▶ Given exercise
Quote each line of the material verbatim, without the pictures.

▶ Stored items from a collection
----
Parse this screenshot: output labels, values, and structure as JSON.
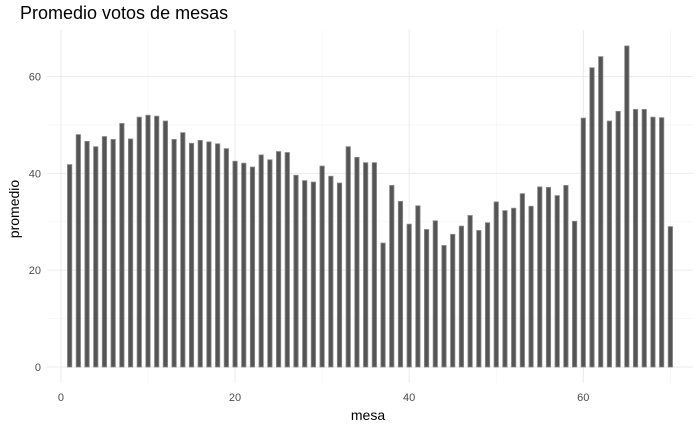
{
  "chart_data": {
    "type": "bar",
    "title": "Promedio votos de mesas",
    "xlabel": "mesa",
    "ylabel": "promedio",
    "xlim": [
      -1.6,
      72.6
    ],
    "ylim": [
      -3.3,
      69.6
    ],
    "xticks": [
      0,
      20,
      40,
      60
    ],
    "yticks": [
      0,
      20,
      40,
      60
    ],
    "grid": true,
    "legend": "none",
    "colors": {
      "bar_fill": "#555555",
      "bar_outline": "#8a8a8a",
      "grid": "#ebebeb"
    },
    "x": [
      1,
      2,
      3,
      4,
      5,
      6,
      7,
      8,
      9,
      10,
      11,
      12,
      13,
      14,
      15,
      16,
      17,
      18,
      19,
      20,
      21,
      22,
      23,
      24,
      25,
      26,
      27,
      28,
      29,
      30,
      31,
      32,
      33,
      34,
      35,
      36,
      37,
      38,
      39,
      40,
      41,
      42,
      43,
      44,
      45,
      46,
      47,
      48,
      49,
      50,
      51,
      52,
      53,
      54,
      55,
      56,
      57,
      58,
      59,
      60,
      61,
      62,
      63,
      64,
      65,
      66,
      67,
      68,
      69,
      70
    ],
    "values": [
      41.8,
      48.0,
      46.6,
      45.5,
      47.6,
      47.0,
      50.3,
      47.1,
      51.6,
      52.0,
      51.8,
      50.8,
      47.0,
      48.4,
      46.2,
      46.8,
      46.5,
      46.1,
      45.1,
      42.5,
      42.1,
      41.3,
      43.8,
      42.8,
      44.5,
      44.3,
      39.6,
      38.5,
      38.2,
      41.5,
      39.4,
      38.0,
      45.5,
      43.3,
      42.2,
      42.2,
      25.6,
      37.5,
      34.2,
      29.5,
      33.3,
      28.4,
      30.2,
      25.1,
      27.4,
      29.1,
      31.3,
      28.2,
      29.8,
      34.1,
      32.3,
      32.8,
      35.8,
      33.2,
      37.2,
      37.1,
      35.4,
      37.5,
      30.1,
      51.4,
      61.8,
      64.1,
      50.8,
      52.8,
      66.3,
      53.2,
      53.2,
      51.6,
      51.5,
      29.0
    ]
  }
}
----
▶ Output of the task
Parse this screenshot: output labels, values, and structure as JSON.
{
  "chart_data": {
    "type": "bar",
    "title": "Promedio votos de mesas",
    "xlabel": "mesa",
    "ylabel": "promedio",
    "xlim": [
      -1.6,
      72.6
    ],
    "ylim": [
      -3.3,
      69.6
    ],
    "xticks": [
      0,
      20,
      40,
      60
    ],
    "yticks": [
      0,
      20,
      40,
      60
    ],
    "grid": true,
    "legend": "none",
    "colors": {
      "bar_fill": "#555555",
      "bar_outline": "#8a8a8a",
      "grid": "#ebebeb"
    },
    "x": [
      1,
      2,
      3,
      4,
      5,
      6,
      7,
      8,
      9,
      10,
      11,
      12,
      13,
      14,
      15,
      16,
      17,
      18,
      19,
      20,
      21,
      22,
      23,
      24,
      25,
      26,
      27,
      28,
      29,
      30,
      31,
      32,
      33,
      34,
      35,
      36,
      37,
      38,
      39,
      40,
      41,
      42,
      43,
      44,
      45,
      46,
      47,
      48,
      49,
      50,
      51,
      52,
      53,
      54,
      55,
      56,
      57,
      58,
      59,
      60,
      61,
      62,
      63,
      64,
      65,
      66,
      67,
      68,
      69,
      70
    ],
    "values": [
      41.8,
      48.0,
      46.6,
      45.5,
      47.6,
      47.0,
      50.3,
      47.1,
      51.6,
      52.0,
      51.8,
      50.8,
      47.0,
      48.4,
      46.2,
      46.8,
      46.5,
      46.1,
      45.1,
      42.5,
      42.1,
      41.3,
      43.8,
      42.8,
      44.5,
      44.3,
      39.6,
      38.5,
      38.2,
      41.5,
      39.4,
      38.0,
      45.5,
      43.3,
      42.2,
      42.2,
      25.6,
      37.5,
      34.2,
      29.5,
      33.3,
      28.4,
      30.2,
      25.1,
      27.4,
      29.1,
      31.3,
      28.2,
      29.8,
      34.1,
      32.3,
      32.8,
      35.8,
      33.2,
      37.2,
      37.1,
      35.4,
      37.5,
      30.1,
      51.4,
      61.8,
      64.1,
      50.8,
      52.8,
      66.3,
      53.2,
      53.2,
      51.6,
      51.5,
      29.0
    ]
  }
}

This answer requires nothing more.